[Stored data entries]
* * *

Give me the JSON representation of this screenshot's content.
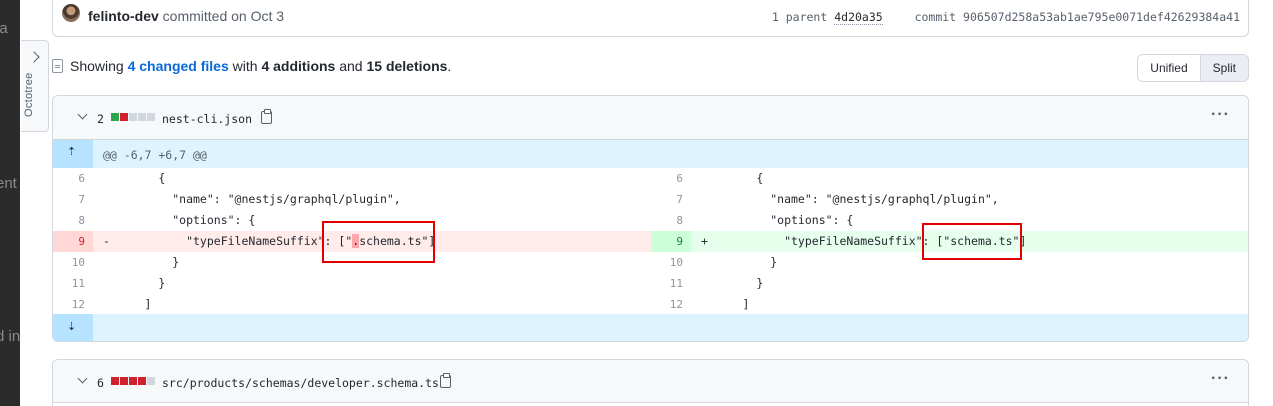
{
  "background": {
    "fragments": [
      "la",
      "ent",
      "d in"
    ]
  },
  "octotree": {
    "label": "Octotree"
  },
  "commit": {
    "author": "felinto-dev",
    "action": "committed on Oct 3",
    "parent_label": "1 parent",
    "parent_hash": "4d20a35",
    "commit_label": "commit",
    "commit_hash": "906507d258a53ab1ae795e0071def42629384a41"
  },
  "summary": {
    "prefix": "Showing",
    "changed": "4 changed files",
    "with": "with",
    "additions": "4 additions",
    "and": "and",
    "deletions": "15 deletions",
    "end": "."
  },
  "view_toggle": {
    "unified": "Unified",
    "split": "Split"
  },
  "file1": {
    "count": "2",
    "name": "nest-cli.json",
    "hunk": "@@ -6,7 +6,7 @@",
    "left": [
      {
        "ln": "6",
        "code": "        {"
      },
      {
        "ln": "7",
        "code": "          \"name\": \"@nestjs/graphql/plugin\","
      },
      {
        "ln": "8",
        "code": "          \"options\": {"
      },
      {
        "ln": "9",
        "marker": "-",
        "code_pre": "            \"typeFileNameSuffix\": [\"",
        "code_hl": ".",
        "code_post": "schema.ts\"]"
      },
      {
        "ln": "10",
        "code": "          }"
      },
      {
        "ln": "11",
        "code": "        }"
      },
      {
        "ln": "12",
        "code": "      ]"
      }
    ],
    "right": [
      {
        "ln": "6",
        "code": "        {"
      },
      {
        "ln": "7",
        "code": "          \"name\": \"@nestjs/graphql/plugin\","
      },
      {
        "ln": "8",
        "code": "          \"options\": {"
      },
      {
        "ln": "9",
        "marker": "+",
        "code": "            \"typeFileNameSuffix\": [\"schema.ts\"]"
      },
      {
        "ln": "10",
        "code": "          }"
      },
      {
        "ln": "11",
        "code": "        }"
      },
      {
        "ln": "12",
        "code": "      ]"
      }
    ]
  },
  "file2": {
    "count": "6",
    "name": "src/products/schemas/developer.schema.ts"
  },
  "icons": [
    "chevron-right-icon",
    "file-diff-icon",
    "chevron-down-icon",
    "clipboard-icon",
    "kebab-icon",
    "expand-up-icon",
    "expand-down-icon"
  ]
}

* * *

§ Set exercise: Pictures stay out; reproduce every line of the records exactly.

§ Final answer:
Give me the JSON representation of this screenshot's content.
{
  "background": {
    "fragments": [
      "la",
      "ent",
      "d in"
    ]
  },
  "octotree": {
    "label": "Octotree"
  },
  "commit": {
    "author": "felinto-dev",
    "action": "committed on Oct 3",
    "parent_label": "1 parent",
    "parent_hash": "4d20a35",
    "commit_label": "commit",
    "commit_hash": "906507d258a53ab1ae795e0071def42629384a41"
  },
  "summary": {
    "prefix": "Showing",
    "changed": "4 changed files",
    "with": "with",
    "additions": "4 additions",
    "and": "and",
    "deletions": "15 deletions",
    "end": "."
  },
  "view_toggle": {
    "unified": "Unified",
    "split": "Split"
  },
  "file1": {
    "count": "2",
    "name": "nest-cli.json",
    "hunk": "@@ -6,7 +6,7 @@",
    "left": [
      {
        "ln": "6",
        "code": "        {"
      },
      {
        "ln": "7",
        "code": "          \"name\": \"@nestjs/graphql/plugin\","
      },
      {
        "ln": "8",
        "code": "          \"options\": {"
      },
      {
        "ln": "9",
        "marker": "-",
        "code_pre": "            \"typeFileNameSuffix\": [\"",
        "code_hl": ".",
        "code_post": "schema.ts\"]"
      },
      {
        "ln": "10",
        "code": "          }"
      },
      {
        "ln": "11",
        "code": "        }"
      },
      {
        "ln": "12",
        "code": "      ]"
      }
    ],
    "right": [
      {
        "ln": "6",
        "code": "        {"
      },
      {
        "ln": "7",
        "code": "          \"name\": \"@nestjs/graphql/plugin\","
      },
      {
        "ln": "8",
        "code": "          \"options\": {"
      },
      {
        "ln": "9",
        "marker": "+",
        "code": "            \"typeFileNameSuffix\": [\"schema.ts\"]"
      },
      {
        "ln": "10",
        "code": "          }"
      },
      {
        "ln": "11",
        "code": "        }"
      },
      {
        "ln": "12",
        "code": "      ]"
      }
    ]
  },
  "file2": {
    "count": "6",
    "name": "src/products/schemas/developer.schema.ts"
  },
  "icons": [
    "chevron-right-icon",
    "file-diff-icon",
    "chevron-down-icon",
    "clipboard-icon",
    "kebab-icon",
    "expand-up-icon",
    "expand-down-icon"
  ]
}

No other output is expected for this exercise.